→ **Written exercise**
Restate, word for word, all of the material shown below.

→ **Supplied material**
++++++

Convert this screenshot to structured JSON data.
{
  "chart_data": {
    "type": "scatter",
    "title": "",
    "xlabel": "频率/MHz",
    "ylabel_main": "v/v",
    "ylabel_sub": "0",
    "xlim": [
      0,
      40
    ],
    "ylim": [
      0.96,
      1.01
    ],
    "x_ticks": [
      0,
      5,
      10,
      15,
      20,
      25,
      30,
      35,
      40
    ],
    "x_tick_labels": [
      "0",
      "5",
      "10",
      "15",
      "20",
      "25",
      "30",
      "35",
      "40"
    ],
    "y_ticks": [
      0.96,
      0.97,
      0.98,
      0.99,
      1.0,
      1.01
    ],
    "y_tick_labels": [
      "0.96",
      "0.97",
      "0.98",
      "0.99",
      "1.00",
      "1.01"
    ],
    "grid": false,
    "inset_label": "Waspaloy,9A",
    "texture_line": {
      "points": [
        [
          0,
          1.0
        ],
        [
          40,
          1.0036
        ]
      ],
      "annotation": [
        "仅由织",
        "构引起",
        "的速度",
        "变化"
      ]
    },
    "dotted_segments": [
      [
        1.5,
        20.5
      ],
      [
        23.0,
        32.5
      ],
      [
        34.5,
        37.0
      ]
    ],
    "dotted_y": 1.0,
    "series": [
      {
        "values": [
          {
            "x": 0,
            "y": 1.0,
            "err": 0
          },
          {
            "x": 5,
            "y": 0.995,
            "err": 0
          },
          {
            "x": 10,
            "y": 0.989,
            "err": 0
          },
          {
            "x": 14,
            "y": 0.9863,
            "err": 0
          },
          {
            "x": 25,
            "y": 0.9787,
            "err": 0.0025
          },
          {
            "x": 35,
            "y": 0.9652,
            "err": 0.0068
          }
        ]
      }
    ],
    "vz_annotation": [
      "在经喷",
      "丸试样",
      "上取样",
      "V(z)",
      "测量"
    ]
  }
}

++++++

→ **Task answer**
Convert this screenshot to structured JSON data.
{
  "chart_data": {
    "type": "scatter",
    "title": "",
    "xlabel": "频率/MHz",
    "ylabel_main": "v/v",
    "ylabel_sub": "0",
    "xlim": [
      0,
      40
    ],
    "ylim": [
      0.96,
      1.01
    ],
    "x_ticks": [
      0,
      5,
      10,
      15,
      20,
      25,
      30,
      35,
      40
    ],
    "x_tick_labels": [
      "0",
      "5",
      "10",
      "15",
      "20",
      "25",
      "30",
      "35",
      "40"
    ],
    "y_ticks": [
      0.96,
      0.97,
      0.98,
      0.99,
      1.0,
      1.01
    ],
    "y_tick_labels": [
      "0.96",
      "0.97",
      "0.98",
      "0.99",
      "1.00",
      "1.01"
    ],
    "grid": false,
    "inset_label": "Waspaloy,9A",
    "texture_line": {
      "points": [
        [
          0,
          1.0
        ],
        [
          40,
          1.0036
        ]
      ],
      "annotation": [
        "仅由织",
        "构引起",
        "的速度",
        "变化"
      ]
    },
    "dotted_segments": [
      [
        1.5,
        20.5
      ],
      [
        23.0,
        32.5
      ],
      [
        34.5,
        37.0
      ]
    ],
    "dotted_y": 1.0,
    "series": [
      {
        "values": [
          {
            "x": 0,
            "y": 1.0,
            "err": 0
          },
          {
            "x": 5,
            "y": 0.995,
            "err": 0
          },
          {
            "x": 10,
            "y": 0.989,
            "err": 0
          },
          {
            "x": 14,
            "y": 0.9863,
            "err": 0
          },
          {
            "x": 25,
            "y": 0.9787,
            "err": 0.0025
          },
          {
            "x": 35,
            "y": 0.9652,
            "err": 0.0068
          }
        ]
      }
    ],
    "vz_annotation": [
      "在经喷",
      "丸试样",
      "上取样",
      "V(z)",
      "测量"
    ]
  }
}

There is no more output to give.